Exercise
Reproduce the listing verbatim.

====== Supplied material ======

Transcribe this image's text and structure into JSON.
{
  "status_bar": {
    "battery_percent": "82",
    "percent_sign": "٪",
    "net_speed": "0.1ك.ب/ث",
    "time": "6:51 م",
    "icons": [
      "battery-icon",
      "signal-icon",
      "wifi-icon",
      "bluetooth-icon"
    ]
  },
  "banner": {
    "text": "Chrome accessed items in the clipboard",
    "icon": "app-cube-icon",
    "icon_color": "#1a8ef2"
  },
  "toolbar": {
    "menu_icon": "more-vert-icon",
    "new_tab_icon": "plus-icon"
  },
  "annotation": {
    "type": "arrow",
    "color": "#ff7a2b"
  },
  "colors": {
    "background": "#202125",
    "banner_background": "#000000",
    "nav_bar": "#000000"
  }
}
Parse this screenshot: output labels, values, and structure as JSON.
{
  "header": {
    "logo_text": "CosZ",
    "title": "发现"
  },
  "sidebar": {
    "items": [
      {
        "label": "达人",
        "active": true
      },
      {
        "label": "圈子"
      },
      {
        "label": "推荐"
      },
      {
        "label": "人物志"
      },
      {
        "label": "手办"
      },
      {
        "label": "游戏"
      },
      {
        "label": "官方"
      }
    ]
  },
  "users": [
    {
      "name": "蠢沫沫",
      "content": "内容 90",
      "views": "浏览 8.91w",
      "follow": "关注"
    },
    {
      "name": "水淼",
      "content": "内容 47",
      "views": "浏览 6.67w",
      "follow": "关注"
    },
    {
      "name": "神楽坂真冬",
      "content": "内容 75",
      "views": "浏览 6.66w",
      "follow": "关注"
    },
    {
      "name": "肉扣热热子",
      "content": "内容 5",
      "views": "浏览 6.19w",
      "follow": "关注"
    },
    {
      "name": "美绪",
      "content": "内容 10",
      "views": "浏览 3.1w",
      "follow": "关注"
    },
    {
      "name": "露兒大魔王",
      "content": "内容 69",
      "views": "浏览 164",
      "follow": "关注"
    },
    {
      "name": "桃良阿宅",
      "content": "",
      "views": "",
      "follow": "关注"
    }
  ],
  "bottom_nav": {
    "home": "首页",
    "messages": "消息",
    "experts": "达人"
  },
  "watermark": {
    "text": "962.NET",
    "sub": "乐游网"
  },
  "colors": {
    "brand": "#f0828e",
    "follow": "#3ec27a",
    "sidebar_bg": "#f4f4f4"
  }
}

======

Reply to the exercise
Transcribe this image's text and structure into JSON.
{
  "status_bar": {
    "battery_percent": "82",
    "percent_sign": "٪",
    "net_speed": "0.1ك.ب/ث",
    "time": "6:51 م",
    "icons": [
      "battery-icon",
      "signal-icon",
      "wifi-icon",
      "bluetooth-icon"
    ]
  },
  "banner": {
    "text": "Chrome accessed items in the clipboard",
    "icon": "app-cube-icon",
    "icon_color": "#1a8ef2"
  },
  "toolbar": {
    "menu_icon": "more-vert-icon",
    "new_tab_icon": "plus-icon"
  },
  "annotation": {
    "type": "arrow",
    "color": "#ff7a2b"
  },
  "colors": {
    "background": "#202125",
    "banner_background": "#000000",
    "nav_bar": "#000000"
  }
}
Parse this screenshot: output labels, values, and structure as JSON.
{
  "header": {
    "logo_text": "CosZ",
    "title": "发现"
  },
  "sidebar": {
    "items": [
      {
        "label": "达人",
        "active": true
      },
      {
        "label": "圈子"
      },
      {
        "label": "推荐"
      },
      {
        "label": "人物志"
      },
      {
        "label": "手办"
      },
      {
        "label": "游戏"
      },
      {
        "label": "官方"
      }
    ]
  },
  "users": [
    {
      "name": "蠢沫沫",
      "content": "内容 90",
      "views": "浏览 8.91w",
      "follow": "关注"
    },
    {
      "name": "水淼",
      "content": "内容 47",
      "views": "浏览 6.67w",
      "follow": "关注"
    },
    {
      "name": "神楽坂真冬",
      "content": "内容 75",
      "views": "浏览 6.66w",
      "follow": "关注"
    },
    {
      "name": "肉扣热热子",
      "content": "内容 5",
      "views": "浏览 6.19w",
      "follow": "关注"
    },
    {
      "name": "美绪",
      "content": "内容 10",
      "views": "浏览 3.1w",
      "follow": "关注"
    },
    {
      "name": "露兒大魔王",
      "content": "内容 69",
      "views": "浏览 164",
      "follow": "关注"
    },
    {
      "name": "桃良阿宅",
      "content": "",
      "views": "",
      "follow": "关注"
    }
  ],
  "bottom_nav": {
    "home": "首页",
    "messages": "消息",
    "experts": "达人"
  },
  "watermark": {
    "text": "962.NET",
    "sub": "乐游网"
  },
  "colors": {
    "brand": "#f0828e",
    "follow": "#3ec27a",
    "sidebar_bg": "#f4f4f4"
  }
}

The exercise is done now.